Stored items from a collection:
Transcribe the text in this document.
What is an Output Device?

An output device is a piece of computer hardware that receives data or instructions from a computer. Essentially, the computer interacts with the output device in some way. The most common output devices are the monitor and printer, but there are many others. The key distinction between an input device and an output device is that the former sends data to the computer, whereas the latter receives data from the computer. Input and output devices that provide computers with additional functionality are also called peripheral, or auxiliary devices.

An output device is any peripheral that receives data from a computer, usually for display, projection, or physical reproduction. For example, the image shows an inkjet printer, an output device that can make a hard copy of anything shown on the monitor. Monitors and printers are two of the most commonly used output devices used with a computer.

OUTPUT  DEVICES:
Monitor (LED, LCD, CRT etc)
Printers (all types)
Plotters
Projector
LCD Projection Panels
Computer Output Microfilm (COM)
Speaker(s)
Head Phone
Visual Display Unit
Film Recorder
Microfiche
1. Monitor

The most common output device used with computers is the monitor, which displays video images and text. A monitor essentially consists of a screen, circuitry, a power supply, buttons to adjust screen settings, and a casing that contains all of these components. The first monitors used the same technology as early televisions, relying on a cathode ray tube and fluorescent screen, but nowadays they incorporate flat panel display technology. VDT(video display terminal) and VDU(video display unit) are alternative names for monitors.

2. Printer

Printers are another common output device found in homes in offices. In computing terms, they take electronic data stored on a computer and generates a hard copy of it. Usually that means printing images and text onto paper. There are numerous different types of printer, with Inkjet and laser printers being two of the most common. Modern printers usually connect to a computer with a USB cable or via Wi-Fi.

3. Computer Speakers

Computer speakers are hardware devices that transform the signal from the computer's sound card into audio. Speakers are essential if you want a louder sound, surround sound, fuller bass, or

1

## Problem to solve
Pull out all lines containing the word "Speakers" from the entries above.

## Problem solution
3. Computer Speakers
Computer speakers are hardware devices that transform the signal from the computer's sound card into audio. Speakers are essential if you want a louder sound, surround sound, fuller bass, or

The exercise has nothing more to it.